• **Your goal**:
Could you extract every entry below and reproduce it exactly?

• **Material supplied**:
>>>>

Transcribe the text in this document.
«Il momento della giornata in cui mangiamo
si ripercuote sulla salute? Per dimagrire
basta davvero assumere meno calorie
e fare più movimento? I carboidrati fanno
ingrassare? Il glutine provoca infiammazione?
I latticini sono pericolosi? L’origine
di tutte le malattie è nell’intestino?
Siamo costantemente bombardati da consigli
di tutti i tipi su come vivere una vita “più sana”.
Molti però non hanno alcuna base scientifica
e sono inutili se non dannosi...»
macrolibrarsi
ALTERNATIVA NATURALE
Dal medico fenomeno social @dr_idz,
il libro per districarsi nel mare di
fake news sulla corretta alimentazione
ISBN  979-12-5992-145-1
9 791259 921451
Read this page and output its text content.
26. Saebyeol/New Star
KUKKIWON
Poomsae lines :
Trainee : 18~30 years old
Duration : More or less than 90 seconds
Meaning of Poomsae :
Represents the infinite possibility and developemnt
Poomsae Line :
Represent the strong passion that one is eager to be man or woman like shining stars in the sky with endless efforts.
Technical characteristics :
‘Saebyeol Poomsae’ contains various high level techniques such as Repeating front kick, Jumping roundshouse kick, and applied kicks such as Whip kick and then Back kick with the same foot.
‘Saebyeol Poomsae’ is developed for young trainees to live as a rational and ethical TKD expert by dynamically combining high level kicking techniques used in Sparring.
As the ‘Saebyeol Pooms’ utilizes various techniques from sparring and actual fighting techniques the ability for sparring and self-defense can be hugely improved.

<<<<

• **Solution to this exercise**:
Transcribe the text in this document.
«Il momento della giornata in cui mangiamo
si ripercuote sulla salute? Per dimagrire
basta davvero assumere meno calorie
e fare più movimento? I carboidrati fanno
ingrassare? Il glutine provoca infiammazione?
I latticini sono pericolosi? L’origine
di tutte le malattie è nell’intestino?
Siamo costantemente bombardati da consigli
di tutti i tipi su come vivere una vita “più sana”.
Molti però non hanno alcuna base scientifica
e sono inutili se non dannosi...»
macrolibrarsi
ALTERNATIVA NATURALE
Dal medico fenomeno social @dr_idz,
il libro per districarsi nel mare di
fake news sulla corretta alimentazione
ISBN  979-12-5992-145-1
9 791259 921451
Read this page and output its text content.
26. Saebyeol/New Star
KUKKIWON
Poomsae lines :
Trainee : 18~30 years old
Duration : More or less than 90 seconds
Meaning of Poomsae :
Represents the infinite possibility and developemnt
Poomsae Line :
Represent the strong passion that one is eager to be man or woman like shining stars in the sky with endless efforts.
Technical characteristics :
‘Saebyeol Poomsae’ contains various high level techniques such as Repeating front kick, Jumping roundshouse kick, and applied kicks such as Whip kick and then Back kick with the same foot.
‘Saebyeol Poomsae’ is developed for young trainees to live as a rational and ethical TKD expert by dynamically combining high level kicking techniques used in Sparring.
As the ‘Saebyeol Pooms’ utilizes various techniques from sparring and actual fighting techniques the ability for sparring and self-defense can be hugely improved.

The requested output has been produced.